- **THE TASK**: Copy every line from the material below that holds "diterapkan".

— Begin DATA SHOWN —

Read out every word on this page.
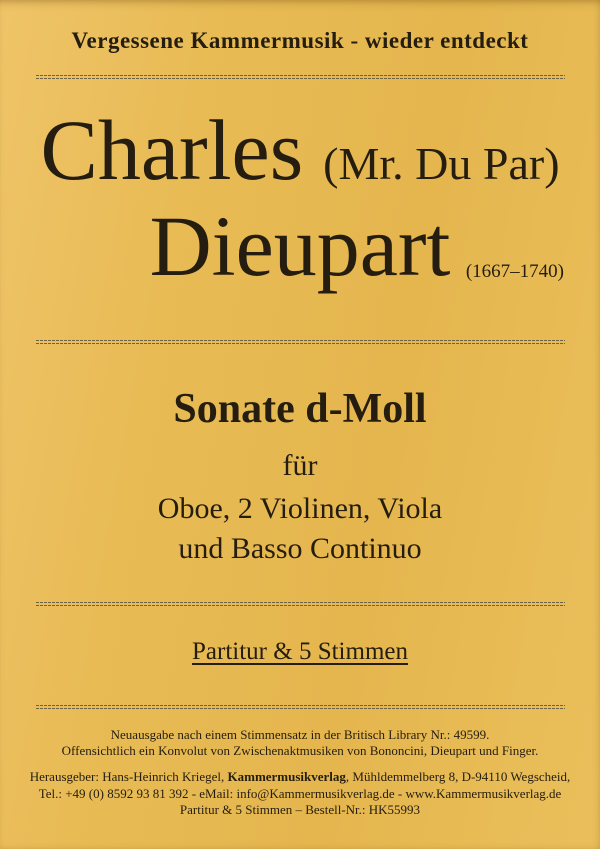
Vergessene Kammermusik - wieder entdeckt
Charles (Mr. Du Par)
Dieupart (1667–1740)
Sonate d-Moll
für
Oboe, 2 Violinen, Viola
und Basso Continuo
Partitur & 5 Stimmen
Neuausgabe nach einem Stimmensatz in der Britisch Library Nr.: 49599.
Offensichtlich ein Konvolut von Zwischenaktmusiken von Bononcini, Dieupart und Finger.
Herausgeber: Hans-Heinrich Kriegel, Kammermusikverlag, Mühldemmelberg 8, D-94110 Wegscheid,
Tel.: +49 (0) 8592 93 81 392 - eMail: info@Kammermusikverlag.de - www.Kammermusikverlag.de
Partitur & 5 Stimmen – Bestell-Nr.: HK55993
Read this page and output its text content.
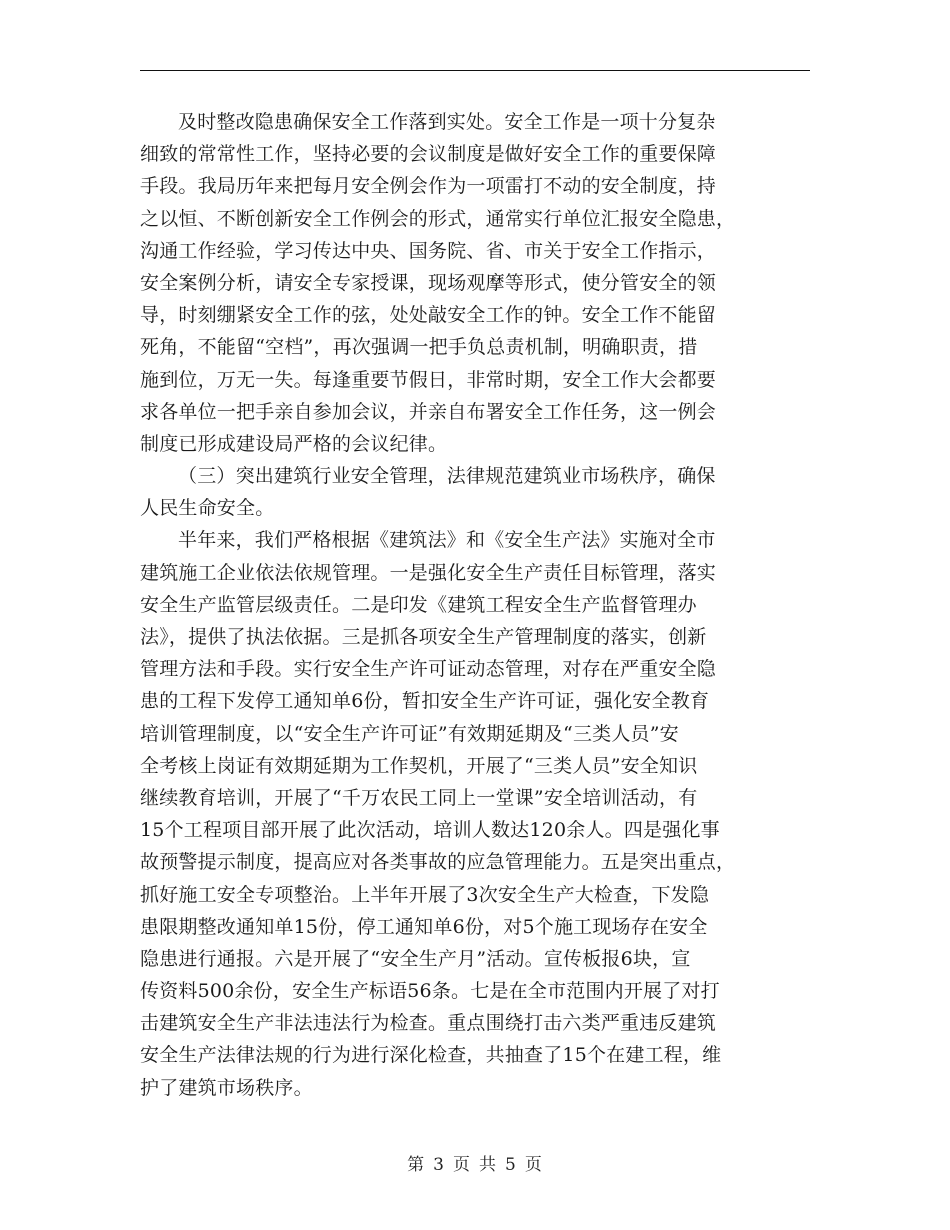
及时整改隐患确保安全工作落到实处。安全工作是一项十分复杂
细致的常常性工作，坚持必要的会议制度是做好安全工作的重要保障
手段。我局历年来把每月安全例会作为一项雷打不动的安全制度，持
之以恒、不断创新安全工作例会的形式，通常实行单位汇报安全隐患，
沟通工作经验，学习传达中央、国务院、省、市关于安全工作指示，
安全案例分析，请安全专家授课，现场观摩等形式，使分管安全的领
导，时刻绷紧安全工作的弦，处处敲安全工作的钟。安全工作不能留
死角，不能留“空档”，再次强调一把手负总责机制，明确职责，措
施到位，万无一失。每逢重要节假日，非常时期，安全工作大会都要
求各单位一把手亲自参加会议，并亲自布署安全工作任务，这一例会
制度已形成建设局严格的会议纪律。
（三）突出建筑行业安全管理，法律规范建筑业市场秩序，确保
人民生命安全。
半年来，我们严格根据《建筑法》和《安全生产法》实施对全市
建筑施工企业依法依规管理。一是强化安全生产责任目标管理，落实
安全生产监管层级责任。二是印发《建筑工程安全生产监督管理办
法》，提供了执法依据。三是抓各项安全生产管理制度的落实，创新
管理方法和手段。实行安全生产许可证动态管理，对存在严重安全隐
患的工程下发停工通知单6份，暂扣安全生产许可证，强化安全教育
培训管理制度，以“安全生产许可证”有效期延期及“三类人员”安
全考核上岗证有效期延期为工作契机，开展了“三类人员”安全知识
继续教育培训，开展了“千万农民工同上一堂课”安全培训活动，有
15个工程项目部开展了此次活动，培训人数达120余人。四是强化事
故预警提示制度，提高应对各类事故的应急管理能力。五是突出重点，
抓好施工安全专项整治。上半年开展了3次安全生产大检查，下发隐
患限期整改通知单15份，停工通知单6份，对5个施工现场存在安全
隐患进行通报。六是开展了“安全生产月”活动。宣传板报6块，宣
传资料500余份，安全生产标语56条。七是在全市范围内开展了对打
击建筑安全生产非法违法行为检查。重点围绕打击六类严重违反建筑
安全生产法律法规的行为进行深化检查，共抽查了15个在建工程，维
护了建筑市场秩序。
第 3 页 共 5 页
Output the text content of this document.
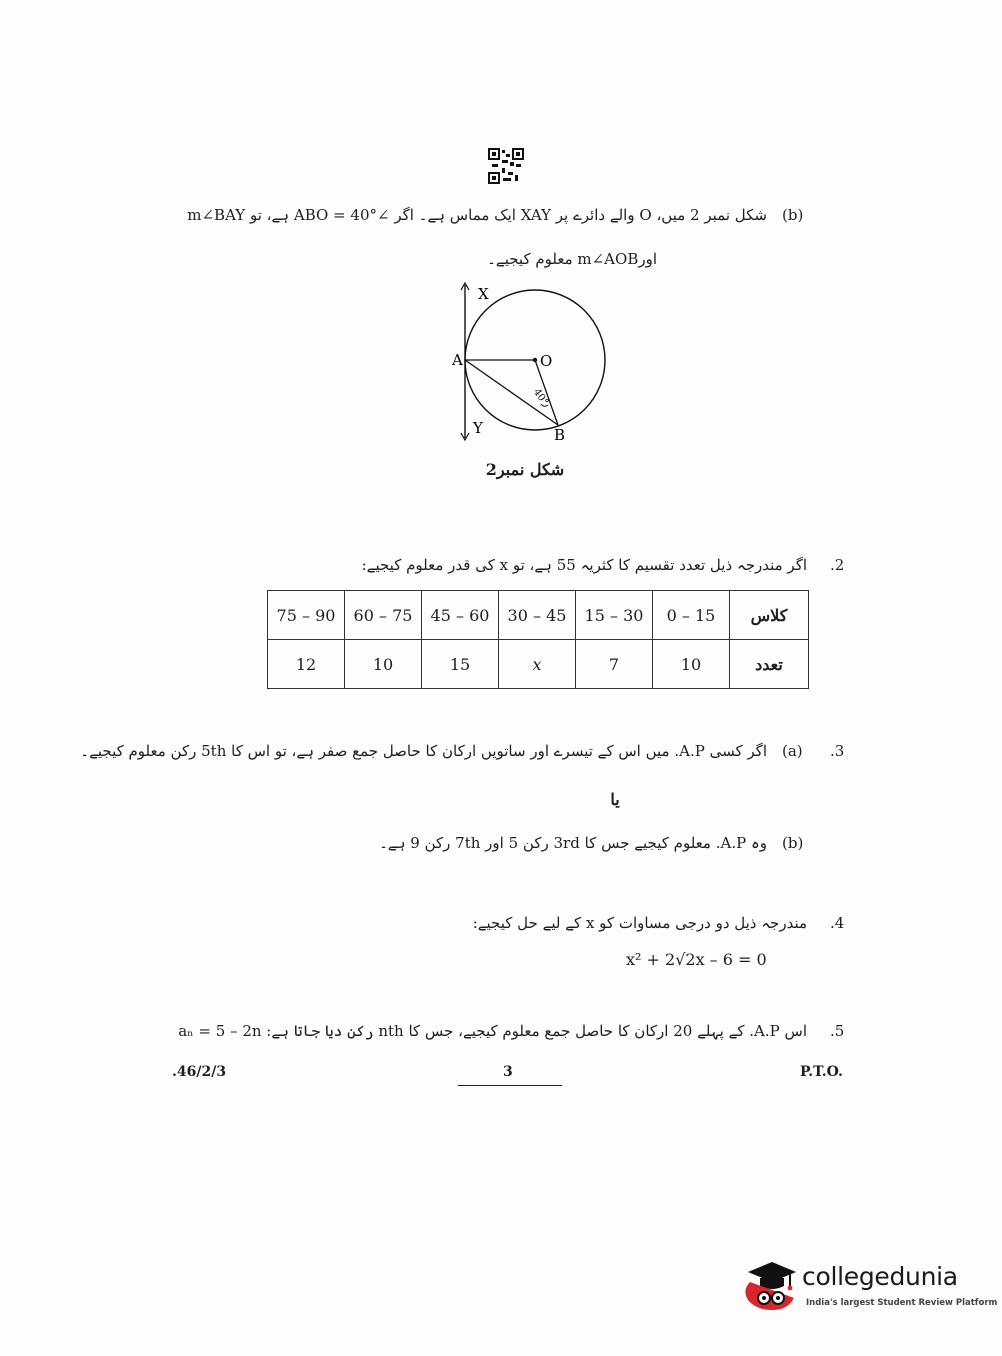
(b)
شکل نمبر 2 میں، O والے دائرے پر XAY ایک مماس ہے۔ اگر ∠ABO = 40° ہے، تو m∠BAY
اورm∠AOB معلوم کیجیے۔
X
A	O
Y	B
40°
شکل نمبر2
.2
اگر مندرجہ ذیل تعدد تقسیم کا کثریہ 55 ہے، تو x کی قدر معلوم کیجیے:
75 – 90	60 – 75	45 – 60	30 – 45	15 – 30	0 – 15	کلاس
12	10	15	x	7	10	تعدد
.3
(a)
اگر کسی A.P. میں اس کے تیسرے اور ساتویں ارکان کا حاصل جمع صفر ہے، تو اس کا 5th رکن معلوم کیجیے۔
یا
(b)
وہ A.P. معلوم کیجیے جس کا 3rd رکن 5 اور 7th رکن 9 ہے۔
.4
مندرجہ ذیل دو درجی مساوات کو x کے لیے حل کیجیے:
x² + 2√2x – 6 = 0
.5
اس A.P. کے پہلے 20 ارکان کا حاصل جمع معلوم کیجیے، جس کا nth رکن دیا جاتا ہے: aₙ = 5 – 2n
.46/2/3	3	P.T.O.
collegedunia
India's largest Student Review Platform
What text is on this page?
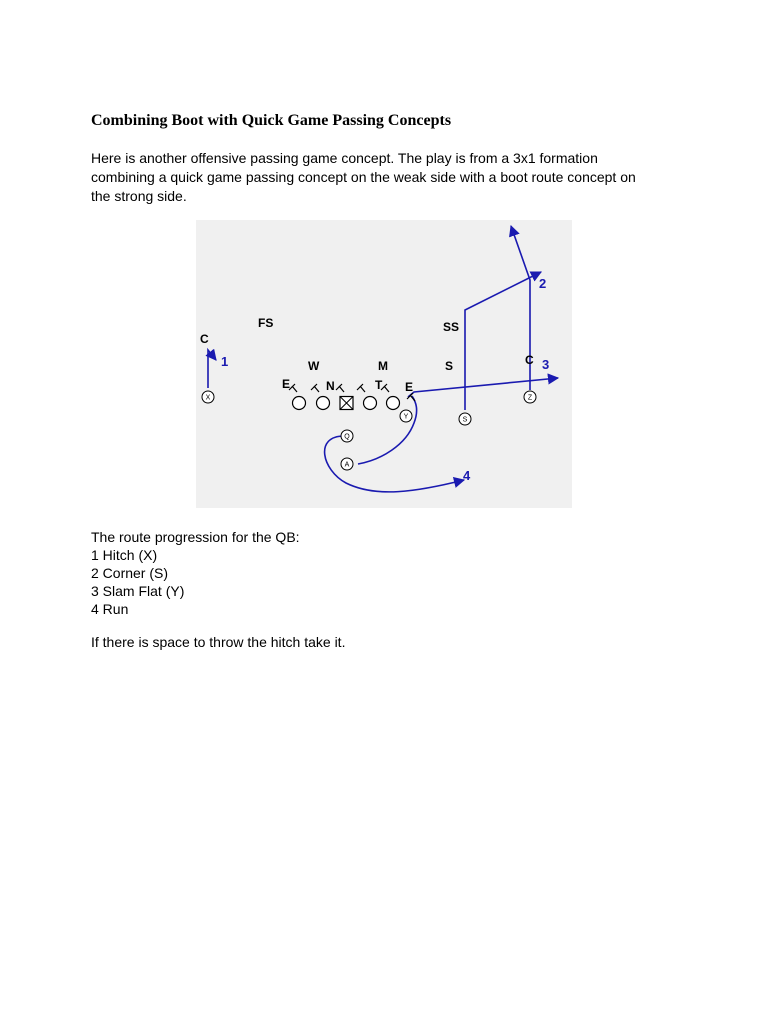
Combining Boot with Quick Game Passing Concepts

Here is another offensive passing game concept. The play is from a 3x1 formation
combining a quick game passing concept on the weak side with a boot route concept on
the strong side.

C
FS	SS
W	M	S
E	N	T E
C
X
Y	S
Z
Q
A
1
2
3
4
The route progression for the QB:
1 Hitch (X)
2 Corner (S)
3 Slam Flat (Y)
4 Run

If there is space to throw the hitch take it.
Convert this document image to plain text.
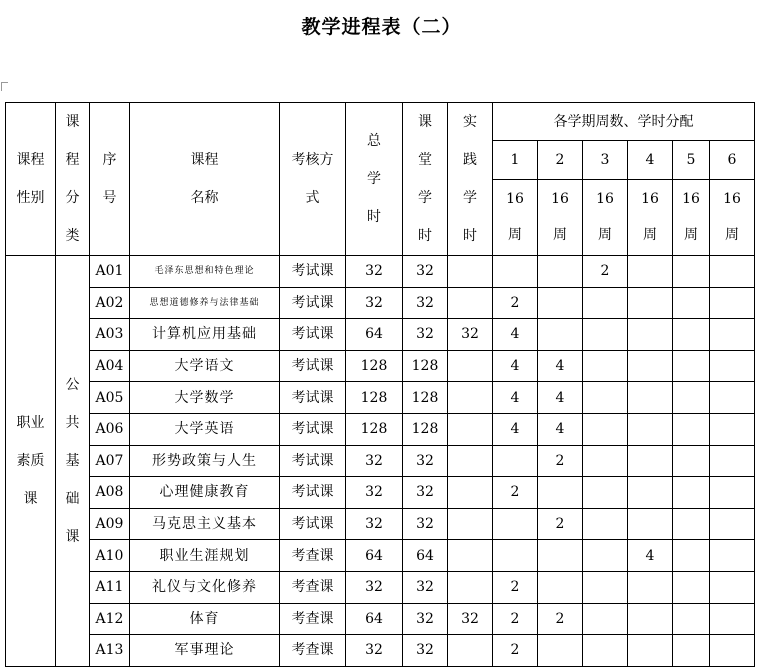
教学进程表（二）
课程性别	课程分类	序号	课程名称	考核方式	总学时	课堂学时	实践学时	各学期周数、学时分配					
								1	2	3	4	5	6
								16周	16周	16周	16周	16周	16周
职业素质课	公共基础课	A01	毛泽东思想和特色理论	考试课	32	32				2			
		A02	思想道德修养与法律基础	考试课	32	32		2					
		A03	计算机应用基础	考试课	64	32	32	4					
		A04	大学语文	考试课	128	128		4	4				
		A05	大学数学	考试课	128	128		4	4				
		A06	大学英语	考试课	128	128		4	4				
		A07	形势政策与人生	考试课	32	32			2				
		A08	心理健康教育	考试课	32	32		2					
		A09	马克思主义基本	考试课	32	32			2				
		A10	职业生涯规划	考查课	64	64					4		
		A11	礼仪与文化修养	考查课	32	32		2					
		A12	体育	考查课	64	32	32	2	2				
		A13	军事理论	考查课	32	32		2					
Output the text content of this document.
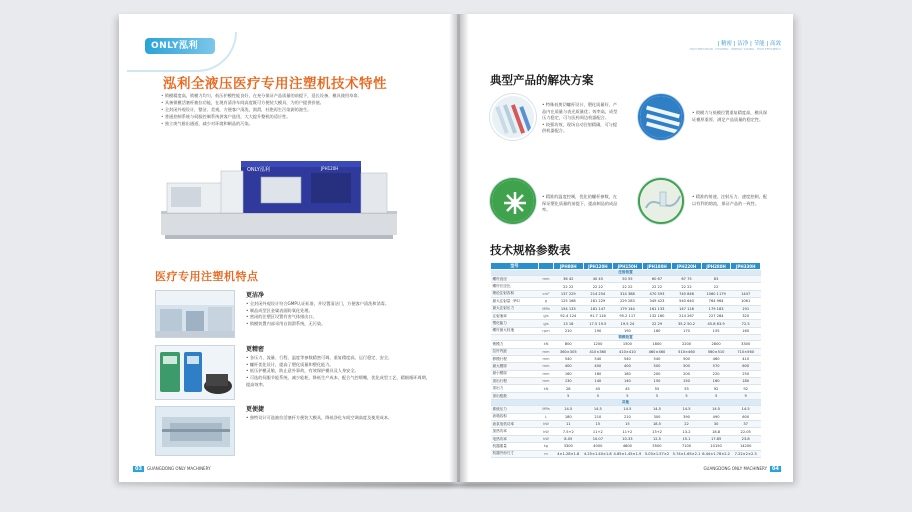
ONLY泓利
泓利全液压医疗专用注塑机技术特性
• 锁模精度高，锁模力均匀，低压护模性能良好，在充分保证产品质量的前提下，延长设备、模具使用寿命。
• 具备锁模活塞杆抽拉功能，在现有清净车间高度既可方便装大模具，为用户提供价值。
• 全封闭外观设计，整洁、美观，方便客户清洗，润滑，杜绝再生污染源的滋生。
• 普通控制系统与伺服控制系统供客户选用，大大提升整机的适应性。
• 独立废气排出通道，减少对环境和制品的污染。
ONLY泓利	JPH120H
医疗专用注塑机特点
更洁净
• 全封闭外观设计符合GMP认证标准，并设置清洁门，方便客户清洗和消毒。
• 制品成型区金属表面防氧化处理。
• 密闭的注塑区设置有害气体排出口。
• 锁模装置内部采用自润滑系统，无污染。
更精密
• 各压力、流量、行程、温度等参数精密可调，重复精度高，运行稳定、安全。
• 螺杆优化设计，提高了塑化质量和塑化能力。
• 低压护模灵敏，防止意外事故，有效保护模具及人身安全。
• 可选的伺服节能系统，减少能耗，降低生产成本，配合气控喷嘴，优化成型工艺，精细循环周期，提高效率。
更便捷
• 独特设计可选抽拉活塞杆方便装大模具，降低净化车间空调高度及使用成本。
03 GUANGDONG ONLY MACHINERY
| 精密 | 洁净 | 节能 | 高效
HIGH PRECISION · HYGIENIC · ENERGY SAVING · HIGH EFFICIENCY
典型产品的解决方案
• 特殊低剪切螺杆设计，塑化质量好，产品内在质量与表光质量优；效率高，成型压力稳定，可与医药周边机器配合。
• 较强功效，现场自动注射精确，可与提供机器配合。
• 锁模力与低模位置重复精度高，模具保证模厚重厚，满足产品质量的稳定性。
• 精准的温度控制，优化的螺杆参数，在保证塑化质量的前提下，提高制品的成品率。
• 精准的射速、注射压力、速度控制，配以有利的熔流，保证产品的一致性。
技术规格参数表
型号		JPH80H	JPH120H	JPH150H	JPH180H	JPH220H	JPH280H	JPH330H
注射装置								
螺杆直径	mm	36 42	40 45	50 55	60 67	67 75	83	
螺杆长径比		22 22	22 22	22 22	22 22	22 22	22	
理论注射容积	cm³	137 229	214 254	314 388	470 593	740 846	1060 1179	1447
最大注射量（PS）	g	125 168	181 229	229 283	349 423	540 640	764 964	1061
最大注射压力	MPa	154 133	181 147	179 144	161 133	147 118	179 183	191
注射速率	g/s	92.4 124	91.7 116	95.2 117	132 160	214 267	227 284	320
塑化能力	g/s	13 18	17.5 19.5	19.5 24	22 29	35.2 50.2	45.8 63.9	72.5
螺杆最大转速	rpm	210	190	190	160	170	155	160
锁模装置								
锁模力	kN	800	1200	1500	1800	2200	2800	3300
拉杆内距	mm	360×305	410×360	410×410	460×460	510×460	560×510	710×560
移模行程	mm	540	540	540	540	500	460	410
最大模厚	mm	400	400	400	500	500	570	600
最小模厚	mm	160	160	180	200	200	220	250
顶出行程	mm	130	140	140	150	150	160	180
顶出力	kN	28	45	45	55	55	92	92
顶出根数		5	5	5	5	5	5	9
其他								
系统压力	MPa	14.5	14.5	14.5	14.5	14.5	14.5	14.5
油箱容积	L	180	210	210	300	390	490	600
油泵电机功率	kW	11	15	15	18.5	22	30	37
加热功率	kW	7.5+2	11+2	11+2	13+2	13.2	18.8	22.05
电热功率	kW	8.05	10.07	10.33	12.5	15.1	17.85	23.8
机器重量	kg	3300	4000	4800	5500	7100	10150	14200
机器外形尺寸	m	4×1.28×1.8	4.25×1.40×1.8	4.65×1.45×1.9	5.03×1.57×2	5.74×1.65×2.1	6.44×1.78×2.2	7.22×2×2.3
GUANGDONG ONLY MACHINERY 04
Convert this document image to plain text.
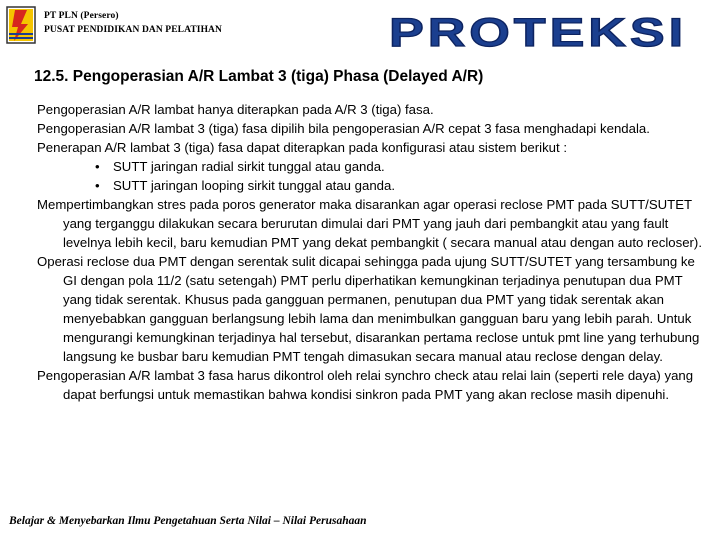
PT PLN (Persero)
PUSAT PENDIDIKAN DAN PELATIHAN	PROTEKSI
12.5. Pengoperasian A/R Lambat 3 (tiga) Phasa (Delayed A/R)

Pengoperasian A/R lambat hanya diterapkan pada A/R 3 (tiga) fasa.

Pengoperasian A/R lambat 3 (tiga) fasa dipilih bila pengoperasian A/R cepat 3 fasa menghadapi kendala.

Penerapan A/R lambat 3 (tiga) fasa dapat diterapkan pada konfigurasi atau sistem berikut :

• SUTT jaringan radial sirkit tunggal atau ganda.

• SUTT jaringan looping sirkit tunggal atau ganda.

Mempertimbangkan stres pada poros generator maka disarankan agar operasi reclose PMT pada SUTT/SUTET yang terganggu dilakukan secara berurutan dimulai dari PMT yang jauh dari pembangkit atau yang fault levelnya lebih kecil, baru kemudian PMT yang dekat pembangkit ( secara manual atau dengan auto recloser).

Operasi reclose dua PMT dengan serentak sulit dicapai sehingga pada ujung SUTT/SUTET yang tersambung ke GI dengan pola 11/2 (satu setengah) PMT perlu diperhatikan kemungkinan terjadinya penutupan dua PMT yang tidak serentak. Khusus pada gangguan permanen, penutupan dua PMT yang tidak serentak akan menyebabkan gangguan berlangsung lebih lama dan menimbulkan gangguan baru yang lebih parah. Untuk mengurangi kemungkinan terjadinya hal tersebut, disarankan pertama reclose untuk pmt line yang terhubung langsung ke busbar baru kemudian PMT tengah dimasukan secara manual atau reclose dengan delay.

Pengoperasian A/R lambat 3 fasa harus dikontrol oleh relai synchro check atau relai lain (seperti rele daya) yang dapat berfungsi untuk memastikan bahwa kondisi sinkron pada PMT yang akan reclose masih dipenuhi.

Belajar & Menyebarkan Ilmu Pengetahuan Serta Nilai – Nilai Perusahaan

— End DATA SHOWN —

- **CORRECT RESULT**:
Pengoperasian A/R lambat hanya diterapkan pada A/R 3 (tiga) fasa.
Penerapan A/R lambat 3 (tiga) fasa dapat diterapkan pada konfigurasi atau sistem berikut :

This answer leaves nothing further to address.